- PROBLEM DESCRIPTION: Gather each line of the records where "name" appears.

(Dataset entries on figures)
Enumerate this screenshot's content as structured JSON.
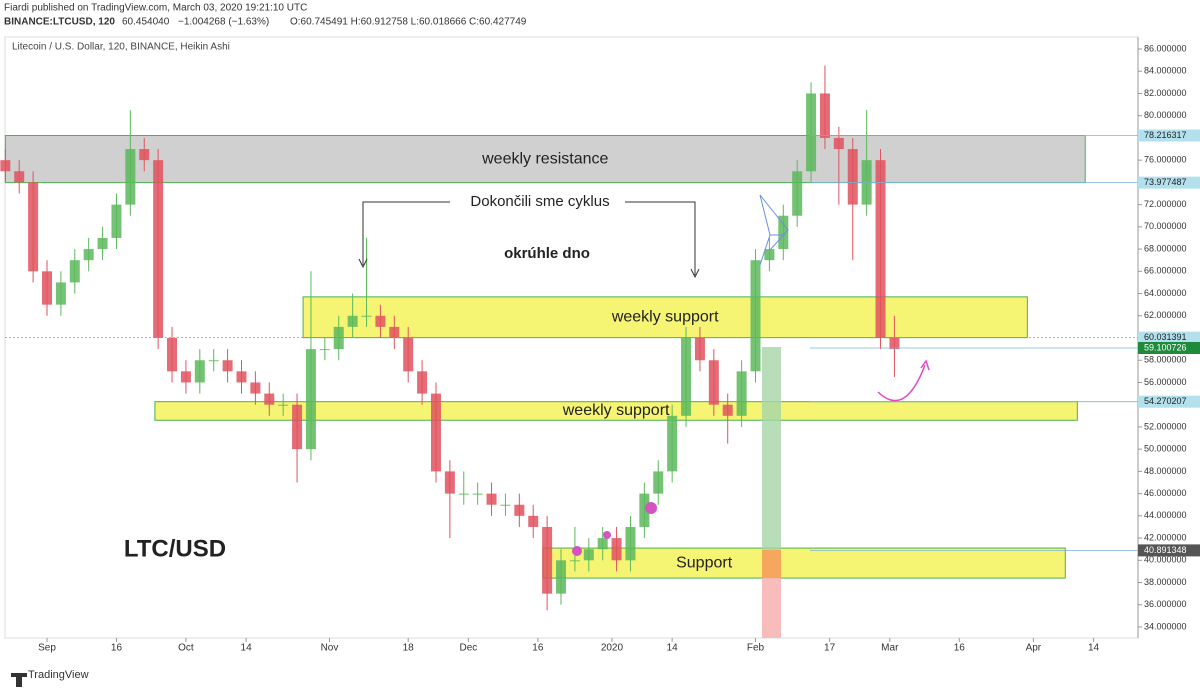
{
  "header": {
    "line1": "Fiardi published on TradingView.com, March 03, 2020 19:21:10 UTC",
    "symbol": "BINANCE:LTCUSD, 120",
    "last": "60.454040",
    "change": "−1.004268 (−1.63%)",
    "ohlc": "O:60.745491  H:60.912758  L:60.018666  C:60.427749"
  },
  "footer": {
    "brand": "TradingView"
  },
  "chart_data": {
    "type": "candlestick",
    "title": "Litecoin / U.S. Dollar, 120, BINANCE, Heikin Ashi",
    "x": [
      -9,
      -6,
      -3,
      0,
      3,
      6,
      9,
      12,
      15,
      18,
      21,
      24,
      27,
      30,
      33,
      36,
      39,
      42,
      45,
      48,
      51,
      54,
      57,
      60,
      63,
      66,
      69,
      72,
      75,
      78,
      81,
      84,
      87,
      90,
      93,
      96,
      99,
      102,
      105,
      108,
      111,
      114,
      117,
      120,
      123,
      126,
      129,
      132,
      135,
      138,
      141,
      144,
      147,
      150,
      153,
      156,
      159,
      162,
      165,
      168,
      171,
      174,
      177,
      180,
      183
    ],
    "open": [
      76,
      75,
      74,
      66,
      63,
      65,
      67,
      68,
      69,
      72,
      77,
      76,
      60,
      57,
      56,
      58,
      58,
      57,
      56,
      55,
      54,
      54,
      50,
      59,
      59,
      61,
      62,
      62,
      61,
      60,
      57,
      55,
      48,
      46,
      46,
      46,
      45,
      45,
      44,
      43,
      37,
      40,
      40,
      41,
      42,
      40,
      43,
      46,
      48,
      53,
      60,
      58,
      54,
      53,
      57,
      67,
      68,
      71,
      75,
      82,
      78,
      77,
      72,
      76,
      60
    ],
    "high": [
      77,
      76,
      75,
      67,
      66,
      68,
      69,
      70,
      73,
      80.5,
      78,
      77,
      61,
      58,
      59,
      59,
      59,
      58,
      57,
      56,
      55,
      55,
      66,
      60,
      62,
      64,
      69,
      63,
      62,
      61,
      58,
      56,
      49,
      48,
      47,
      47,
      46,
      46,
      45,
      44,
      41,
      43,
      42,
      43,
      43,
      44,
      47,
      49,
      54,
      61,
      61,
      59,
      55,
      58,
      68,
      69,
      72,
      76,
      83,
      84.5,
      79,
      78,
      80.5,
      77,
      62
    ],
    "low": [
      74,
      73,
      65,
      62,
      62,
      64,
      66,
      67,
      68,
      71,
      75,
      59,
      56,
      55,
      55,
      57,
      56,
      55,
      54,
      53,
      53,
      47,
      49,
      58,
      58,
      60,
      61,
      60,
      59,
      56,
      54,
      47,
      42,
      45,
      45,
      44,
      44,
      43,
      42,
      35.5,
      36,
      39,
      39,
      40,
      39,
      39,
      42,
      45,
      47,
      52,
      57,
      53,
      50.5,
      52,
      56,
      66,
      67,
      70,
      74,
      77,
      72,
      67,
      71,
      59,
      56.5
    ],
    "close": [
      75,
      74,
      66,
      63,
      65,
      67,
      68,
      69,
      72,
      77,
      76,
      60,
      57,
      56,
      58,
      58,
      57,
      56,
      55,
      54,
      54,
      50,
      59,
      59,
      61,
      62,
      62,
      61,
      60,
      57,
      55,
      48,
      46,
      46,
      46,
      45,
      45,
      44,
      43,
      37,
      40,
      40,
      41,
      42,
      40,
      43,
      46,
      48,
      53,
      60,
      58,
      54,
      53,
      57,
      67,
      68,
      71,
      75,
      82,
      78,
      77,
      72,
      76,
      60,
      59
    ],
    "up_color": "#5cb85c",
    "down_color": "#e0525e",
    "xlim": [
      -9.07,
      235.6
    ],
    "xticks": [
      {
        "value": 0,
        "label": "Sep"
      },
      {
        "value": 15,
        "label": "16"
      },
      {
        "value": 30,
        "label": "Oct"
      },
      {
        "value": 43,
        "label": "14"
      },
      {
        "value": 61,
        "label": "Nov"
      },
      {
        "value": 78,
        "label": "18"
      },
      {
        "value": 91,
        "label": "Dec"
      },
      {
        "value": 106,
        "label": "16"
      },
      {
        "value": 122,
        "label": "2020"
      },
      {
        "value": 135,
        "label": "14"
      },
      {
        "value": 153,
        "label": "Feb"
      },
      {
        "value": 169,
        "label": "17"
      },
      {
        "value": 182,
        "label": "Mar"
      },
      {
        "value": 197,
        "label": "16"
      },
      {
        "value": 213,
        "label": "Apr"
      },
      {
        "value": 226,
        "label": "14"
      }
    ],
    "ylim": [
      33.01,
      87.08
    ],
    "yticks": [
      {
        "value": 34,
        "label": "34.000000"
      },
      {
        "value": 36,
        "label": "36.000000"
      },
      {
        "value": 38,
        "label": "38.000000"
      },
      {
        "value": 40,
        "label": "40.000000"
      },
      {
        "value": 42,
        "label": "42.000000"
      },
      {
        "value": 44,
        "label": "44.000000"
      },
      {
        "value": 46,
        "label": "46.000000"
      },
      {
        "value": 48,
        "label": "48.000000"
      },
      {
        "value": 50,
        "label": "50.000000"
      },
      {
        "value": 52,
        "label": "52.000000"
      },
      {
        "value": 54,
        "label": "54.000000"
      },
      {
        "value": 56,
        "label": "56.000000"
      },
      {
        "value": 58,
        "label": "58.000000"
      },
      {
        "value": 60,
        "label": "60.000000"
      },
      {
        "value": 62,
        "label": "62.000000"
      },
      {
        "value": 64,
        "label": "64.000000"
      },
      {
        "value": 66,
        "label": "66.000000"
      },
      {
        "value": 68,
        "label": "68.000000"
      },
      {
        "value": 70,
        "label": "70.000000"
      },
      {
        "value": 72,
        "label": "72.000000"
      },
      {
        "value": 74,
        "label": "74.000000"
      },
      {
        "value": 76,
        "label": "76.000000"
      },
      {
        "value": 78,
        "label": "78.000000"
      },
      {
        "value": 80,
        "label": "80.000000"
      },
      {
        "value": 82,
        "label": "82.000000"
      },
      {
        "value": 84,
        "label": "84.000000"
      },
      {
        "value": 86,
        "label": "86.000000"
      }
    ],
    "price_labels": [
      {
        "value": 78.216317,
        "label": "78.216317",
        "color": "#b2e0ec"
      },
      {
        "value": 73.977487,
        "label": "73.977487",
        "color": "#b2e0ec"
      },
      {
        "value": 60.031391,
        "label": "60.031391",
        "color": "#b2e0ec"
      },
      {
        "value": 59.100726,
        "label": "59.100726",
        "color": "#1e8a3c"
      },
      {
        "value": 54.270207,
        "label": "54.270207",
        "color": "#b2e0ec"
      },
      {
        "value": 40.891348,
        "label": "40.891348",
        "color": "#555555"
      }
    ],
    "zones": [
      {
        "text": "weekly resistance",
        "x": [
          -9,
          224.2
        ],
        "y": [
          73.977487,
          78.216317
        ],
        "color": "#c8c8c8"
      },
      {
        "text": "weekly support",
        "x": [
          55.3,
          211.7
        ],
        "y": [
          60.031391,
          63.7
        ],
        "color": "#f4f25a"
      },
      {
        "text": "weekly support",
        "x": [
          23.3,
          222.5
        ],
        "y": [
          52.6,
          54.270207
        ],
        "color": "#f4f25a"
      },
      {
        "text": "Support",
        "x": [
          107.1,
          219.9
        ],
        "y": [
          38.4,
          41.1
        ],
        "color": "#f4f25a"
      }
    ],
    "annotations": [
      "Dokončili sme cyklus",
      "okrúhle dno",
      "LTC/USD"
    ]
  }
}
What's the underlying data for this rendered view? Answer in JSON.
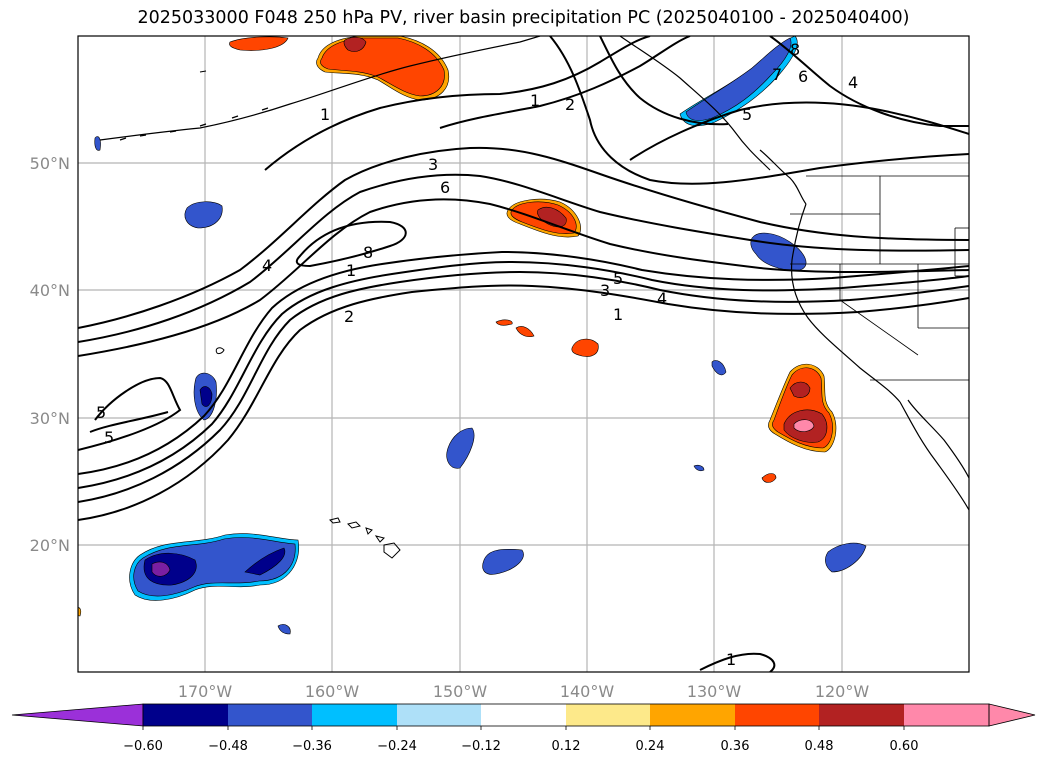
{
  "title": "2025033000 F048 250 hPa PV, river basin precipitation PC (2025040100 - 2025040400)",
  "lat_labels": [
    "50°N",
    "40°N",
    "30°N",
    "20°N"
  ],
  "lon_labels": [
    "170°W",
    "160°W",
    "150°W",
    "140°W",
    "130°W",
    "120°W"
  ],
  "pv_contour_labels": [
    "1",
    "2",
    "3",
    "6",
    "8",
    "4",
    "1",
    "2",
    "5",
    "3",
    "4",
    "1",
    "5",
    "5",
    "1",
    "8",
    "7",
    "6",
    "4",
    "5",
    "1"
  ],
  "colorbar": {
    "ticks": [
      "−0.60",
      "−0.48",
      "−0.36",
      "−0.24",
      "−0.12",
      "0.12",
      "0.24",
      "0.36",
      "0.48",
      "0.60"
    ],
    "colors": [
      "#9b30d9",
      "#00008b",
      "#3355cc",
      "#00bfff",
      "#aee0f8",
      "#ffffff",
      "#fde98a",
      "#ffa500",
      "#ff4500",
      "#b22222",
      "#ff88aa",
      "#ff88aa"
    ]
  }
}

--

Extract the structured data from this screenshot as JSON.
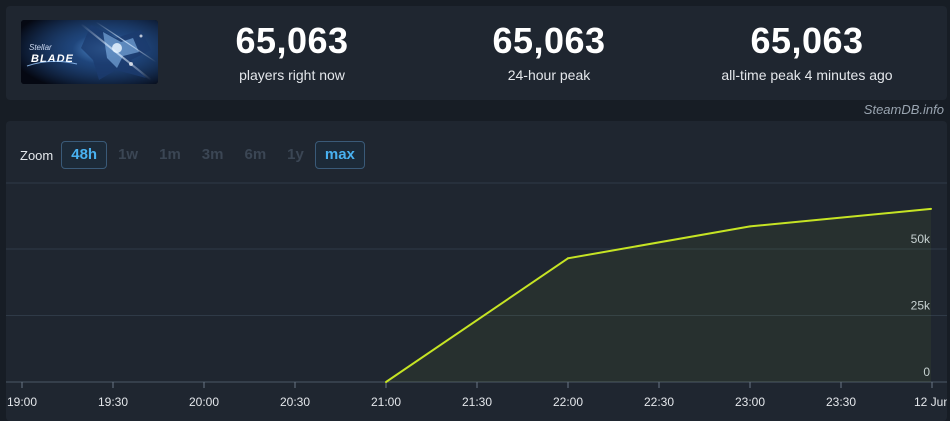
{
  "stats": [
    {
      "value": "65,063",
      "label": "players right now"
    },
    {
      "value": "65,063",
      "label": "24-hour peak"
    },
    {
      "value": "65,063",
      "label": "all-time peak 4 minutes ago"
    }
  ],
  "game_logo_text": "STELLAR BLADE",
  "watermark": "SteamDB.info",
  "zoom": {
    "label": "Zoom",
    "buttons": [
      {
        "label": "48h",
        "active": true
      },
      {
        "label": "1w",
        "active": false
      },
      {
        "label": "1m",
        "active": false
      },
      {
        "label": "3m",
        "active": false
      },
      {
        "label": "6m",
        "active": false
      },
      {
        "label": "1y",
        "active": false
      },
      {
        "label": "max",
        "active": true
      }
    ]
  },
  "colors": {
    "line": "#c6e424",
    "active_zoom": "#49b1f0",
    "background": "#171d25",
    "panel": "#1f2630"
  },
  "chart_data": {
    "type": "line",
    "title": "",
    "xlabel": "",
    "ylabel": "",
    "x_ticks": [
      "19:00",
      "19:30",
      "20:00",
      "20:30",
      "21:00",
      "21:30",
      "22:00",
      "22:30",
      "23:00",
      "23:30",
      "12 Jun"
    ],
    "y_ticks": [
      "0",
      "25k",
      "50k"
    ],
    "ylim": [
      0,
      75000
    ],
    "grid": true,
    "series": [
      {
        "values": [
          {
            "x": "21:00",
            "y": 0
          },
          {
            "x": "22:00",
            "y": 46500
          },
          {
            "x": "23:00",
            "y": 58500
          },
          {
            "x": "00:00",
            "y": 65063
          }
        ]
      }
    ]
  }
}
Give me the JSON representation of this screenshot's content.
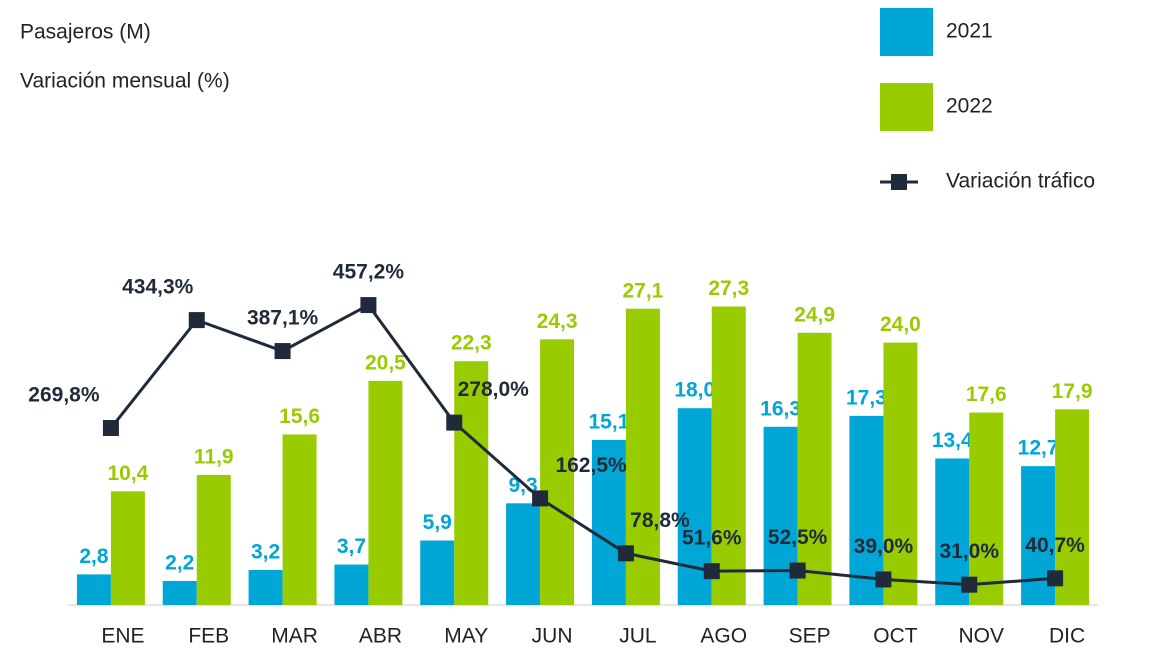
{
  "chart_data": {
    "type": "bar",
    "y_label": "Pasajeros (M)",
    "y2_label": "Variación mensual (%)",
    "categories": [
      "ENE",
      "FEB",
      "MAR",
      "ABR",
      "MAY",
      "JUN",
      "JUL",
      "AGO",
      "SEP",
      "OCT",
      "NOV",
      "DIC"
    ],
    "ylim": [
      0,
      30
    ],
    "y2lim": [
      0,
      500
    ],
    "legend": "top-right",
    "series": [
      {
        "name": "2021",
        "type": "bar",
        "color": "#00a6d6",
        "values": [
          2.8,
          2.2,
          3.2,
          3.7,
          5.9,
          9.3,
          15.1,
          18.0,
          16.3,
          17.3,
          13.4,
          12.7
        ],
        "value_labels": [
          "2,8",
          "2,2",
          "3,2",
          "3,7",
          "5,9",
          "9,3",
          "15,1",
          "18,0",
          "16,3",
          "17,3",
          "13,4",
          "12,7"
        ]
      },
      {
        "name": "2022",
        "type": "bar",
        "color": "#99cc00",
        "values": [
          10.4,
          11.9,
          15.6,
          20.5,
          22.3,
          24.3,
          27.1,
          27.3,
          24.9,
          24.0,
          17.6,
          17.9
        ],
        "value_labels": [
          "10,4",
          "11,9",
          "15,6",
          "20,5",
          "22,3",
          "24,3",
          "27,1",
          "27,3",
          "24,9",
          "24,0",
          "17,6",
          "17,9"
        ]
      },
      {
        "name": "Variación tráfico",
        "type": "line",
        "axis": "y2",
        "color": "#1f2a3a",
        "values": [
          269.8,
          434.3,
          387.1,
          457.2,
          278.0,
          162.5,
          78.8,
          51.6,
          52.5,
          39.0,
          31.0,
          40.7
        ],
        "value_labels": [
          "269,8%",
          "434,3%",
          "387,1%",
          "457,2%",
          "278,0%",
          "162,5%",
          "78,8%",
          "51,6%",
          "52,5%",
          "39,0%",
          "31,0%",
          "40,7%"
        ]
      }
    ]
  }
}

- ANSWER:
        "name": "2021",
        "name": "2022",
        "name": "Variación tráfico",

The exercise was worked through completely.